*Written problem*:
Isolate every line in the data with the string "durch" and copy it.

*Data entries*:
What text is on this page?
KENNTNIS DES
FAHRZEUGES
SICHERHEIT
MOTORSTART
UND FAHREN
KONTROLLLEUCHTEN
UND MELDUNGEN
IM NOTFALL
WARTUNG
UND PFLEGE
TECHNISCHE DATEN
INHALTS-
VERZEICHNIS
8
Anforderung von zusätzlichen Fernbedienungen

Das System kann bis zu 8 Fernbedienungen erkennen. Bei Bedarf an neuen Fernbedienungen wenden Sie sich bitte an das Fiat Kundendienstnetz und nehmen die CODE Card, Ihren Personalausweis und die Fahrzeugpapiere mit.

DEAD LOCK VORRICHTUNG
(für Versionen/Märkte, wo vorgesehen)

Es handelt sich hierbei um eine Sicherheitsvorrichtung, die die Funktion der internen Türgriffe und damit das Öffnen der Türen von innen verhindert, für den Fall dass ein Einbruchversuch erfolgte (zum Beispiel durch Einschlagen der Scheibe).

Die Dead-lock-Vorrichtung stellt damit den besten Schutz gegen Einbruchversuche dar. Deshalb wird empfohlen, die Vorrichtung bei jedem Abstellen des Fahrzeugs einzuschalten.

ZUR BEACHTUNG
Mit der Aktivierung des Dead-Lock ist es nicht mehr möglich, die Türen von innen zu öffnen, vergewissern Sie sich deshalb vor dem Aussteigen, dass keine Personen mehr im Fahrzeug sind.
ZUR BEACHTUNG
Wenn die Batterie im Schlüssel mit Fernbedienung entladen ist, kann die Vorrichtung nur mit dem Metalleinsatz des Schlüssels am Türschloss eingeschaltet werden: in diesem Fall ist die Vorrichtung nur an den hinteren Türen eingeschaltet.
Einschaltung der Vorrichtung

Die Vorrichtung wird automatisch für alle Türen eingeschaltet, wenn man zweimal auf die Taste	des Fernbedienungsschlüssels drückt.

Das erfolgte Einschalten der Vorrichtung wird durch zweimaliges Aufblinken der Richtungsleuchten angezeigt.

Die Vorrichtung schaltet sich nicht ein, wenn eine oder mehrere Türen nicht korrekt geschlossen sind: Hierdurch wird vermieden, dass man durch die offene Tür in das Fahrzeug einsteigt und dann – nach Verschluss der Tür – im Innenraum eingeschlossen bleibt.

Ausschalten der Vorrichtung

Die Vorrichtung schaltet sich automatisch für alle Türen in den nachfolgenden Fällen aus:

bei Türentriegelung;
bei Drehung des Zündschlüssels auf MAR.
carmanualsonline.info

*Exercise answer*:
Es handelt sich hierbei um eine Sicherheitsvorrichtung, die die Funktion der internen Türgriffe und damit das Öffnen der Türen von innen verhindert, für den Fall dass ein Einbruchversuch erfolgte (zum Beispiel durch Einschlagen der Scheibe).
Das erfolgte Einschalten der Vorrichtung wird durch zweimaliges Aufblinken der Richtungsleuchten angezeigt.
Die Vorrichtung schaltet sich nicht ein, wenn eine oder mehrere Türen nicht korrekt geschlossen sind: Hierdurch wird vermieden, dass man durch die offene Tür in das Fahrzeug einsteigt und dann – nach Verschluss der Tür – im Innenraum eingeschlossen bleibt.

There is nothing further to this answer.